Find all lines in the listing that include the word "ЛИНИИ", then copy them.

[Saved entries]
** Begin **

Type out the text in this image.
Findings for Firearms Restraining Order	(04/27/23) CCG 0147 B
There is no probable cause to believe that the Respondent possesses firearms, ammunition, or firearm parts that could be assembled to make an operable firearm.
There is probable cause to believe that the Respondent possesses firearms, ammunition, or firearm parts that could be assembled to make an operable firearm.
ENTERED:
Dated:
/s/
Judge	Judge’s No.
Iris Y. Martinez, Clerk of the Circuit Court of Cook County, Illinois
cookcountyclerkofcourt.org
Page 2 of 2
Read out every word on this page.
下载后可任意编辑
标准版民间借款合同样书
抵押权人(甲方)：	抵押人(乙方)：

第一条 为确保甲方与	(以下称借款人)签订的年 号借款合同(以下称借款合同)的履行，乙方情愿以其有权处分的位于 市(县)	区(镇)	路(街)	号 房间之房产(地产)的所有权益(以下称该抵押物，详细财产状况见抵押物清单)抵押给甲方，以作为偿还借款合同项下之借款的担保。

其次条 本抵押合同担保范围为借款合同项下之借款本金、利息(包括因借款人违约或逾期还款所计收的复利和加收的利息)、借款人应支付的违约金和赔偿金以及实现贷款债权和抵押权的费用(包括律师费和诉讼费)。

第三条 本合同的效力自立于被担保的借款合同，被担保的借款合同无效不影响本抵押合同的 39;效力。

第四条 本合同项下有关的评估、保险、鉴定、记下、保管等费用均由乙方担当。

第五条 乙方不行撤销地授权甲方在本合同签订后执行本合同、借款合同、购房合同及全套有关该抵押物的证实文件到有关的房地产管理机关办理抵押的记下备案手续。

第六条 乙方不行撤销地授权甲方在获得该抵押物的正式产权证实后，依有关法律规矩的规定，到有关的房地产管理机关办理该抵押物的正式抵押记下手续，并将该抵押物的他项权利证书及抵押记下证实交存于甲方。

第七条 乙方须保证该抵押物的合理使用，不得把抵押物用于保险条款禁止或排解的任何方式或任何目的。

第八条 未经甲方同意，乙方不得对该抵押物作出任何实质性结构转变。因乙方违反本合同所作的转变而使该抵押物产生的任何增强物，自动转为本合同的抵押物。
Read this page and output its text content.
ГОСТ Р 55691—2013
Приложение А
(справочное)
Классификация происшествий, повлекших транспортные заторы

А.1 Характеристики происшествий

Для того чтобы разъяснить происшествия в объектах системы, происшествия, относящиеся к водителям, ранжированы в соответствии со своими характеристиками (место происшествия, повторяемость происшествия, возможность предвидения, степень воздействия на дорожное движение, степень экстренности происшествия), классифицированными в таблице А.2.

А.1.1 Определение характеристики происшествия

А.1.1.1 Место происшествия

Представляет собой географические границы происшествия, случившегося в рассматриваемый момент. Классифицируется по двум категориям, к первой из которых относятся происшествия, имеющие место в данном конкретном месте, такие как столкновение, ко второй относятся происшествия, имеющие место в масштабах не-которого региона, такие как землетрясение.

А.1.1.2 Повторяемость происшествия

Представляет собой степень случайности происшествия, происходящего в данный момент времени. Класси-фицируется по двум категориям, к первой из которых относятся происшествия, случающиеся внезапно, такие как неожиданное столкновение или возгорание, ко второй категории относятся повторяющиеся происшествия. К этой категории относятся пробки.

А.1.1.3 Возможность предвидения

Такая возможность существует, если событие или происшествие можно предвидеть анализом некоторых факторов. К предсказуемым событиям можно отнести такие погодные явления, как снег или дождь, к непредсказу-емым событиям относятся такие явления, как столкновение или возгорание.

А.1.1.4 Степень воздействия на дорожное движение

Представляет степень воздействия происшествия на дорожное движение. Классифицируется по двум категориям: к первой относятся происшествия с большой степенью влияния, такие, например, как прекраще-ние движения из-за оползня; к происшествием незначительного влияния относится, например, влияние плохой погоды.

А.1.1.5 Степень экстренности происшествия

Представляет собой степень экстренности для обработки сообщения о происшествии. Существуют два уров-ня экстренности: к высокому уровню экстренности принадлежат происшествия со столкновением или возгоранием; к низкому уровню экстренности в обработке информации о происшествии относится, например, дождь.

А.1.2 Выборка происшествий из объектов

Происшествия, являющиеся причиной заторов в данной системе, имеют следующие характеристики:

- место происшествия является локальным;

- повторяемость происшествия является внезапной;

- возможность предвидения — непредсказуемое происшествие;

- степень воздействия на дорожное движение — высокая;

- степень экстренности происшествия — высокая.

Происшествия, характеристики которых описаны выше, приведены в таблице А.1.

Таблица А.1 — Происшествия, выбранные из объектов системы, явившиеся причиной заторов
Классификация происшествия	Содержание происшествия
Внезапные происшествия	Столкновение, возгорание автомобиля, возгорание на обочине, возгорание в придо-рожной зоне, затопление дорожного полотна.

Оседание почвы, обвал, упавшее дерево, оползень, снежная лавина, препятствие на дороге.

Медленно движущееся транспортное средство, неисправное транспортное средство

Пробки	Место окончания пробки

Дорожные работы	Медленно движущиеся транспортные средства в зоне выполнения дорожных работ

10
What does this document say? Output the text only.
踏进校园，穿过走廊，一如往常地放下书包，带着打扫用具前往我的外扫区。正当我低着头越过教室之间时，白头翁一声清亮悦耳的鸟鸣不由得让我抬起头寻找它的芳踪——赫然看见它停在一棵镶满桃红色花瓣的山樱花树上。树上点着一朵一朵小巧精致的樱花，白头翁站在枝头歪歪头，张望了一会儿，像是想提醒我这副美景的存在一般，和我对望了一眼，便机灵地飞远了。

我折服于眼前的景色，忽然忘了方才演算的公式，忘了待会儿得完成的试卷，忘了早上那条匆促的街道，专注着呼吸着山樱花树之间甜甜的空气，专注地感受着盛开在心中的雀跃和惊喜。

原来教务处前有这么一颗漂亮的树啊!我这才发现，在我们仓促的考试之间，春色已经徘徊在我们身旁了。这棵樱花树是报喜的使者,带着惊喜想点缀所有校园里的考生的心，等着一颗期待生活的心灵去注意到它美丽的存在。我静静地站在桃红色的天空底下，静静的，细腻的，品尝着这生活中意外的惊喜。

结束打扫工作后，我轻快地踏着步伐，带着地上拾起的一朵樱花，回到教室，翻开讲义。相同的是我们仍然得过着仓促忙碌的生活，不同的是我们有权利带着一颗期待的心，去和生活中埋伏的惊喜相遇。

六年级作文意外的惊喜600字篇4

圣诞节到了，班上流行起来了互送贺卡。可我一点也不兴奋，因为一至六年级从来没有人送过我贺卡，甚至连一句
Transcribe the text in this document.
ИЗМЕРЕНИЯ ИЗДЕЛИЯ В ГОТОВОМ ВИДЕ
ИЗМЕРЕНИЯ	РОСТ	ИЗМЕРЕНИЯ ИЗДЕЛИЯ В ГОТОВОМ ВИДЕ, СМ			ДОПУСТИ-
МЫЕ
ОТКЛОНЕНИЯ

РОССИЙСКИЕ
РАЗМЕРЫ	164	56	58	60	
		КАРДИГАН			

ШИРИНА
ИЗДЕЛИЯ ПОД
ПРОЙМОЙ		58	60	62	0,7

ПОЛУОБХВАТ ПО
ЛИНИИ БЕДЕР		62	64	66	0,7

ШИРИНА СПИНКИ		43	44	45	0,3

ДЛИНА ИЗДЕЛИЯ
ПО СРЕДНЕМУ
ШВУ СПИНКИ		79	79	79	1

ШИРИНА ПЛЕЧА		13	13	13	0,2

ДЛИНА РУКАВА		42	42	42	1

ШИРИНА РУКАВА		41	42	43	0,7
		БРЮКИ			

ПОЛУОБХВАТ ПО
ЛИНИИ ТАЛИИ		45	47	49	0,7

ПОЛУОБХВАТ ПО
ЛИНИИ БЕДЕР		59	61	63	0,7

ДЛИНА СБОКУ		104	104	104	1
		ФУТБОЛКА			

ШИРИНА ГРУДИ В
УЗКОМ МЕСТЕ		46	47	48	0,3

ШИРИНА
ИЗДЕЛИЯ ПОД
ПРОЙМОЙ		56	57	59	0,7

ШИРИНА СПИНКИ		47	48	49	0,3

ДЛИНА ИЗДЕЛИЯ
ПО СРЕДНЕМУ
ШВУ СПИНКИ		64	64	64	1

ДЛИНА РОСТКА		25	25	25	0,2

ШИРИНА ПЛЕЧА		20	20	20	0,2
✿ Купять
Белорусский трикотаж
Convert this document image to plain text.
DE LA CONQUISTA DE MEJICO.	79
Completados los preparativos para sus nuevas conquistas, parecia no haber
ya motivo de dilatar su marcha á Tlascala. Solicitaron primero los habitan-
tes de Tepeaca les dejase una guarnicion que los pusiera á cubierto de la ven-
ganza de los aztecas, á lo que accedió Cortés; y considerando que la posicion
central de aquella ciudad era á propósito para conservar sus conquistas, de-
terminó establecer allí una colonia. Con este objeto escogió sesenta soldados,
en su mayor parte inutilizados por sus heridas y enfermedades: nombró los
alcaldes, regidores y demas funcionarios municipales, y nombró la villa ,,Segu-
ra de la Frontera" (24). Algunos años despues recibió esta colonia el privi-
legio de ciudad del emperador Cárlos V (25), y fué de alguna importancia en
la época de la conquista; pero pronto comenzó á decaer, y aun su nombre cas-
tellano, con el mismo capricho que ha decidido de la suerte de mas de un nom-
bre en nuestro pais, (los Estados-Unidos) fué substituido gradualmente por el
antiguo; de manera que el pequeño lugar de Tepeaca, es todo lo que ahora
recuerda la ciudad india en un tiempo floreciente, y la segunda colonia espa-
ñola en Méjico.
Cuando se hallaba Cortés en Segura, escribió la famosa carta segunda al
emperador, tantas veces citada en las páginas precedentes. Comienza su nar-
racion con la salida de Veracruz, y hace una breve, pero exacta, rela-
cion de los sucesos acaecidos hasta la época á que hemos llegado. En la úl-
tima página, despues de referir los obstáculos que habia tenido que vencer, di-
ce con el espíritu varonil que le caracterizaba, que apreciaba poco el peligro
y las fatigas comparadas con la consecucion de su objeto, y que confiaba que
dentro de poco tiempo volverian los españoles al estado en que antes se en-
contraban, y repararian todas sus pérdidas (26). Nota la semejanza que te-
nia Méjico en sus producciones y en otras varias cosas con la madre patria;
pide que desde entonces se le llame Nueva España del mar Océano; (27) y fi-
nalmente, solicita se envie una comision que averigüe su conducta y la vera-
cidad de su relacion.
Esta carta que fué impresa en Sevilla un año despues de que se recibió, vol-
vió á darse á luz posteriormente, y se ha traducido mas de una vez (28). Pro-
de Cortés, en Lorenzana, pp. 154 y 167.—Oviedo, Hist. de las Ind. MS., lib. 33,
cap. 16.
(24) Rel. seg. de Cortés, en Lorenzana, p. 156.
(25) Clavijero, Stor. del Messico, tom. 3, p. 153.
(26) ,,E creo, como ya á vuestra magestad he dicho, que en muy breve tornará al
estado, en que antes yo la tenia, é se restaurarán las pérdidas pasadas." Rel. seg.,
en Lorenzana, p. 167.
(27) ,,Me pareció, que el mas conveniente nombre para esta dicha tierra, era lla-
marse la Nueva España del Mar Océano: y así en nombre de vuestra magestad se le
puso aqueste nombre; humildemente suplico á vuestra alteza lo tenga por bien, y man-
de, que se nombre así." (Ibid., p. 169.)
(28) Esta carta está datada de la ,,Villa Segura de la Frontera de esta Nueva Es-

** End **

_Exercise solution_
ЛИНИИ БЕДЕР		62	64	66	0,7
ЛИНИИ ТАЛИИ		45	47	49	0,7
ЛИНИИ БЕДЕР		59	61	63	0,7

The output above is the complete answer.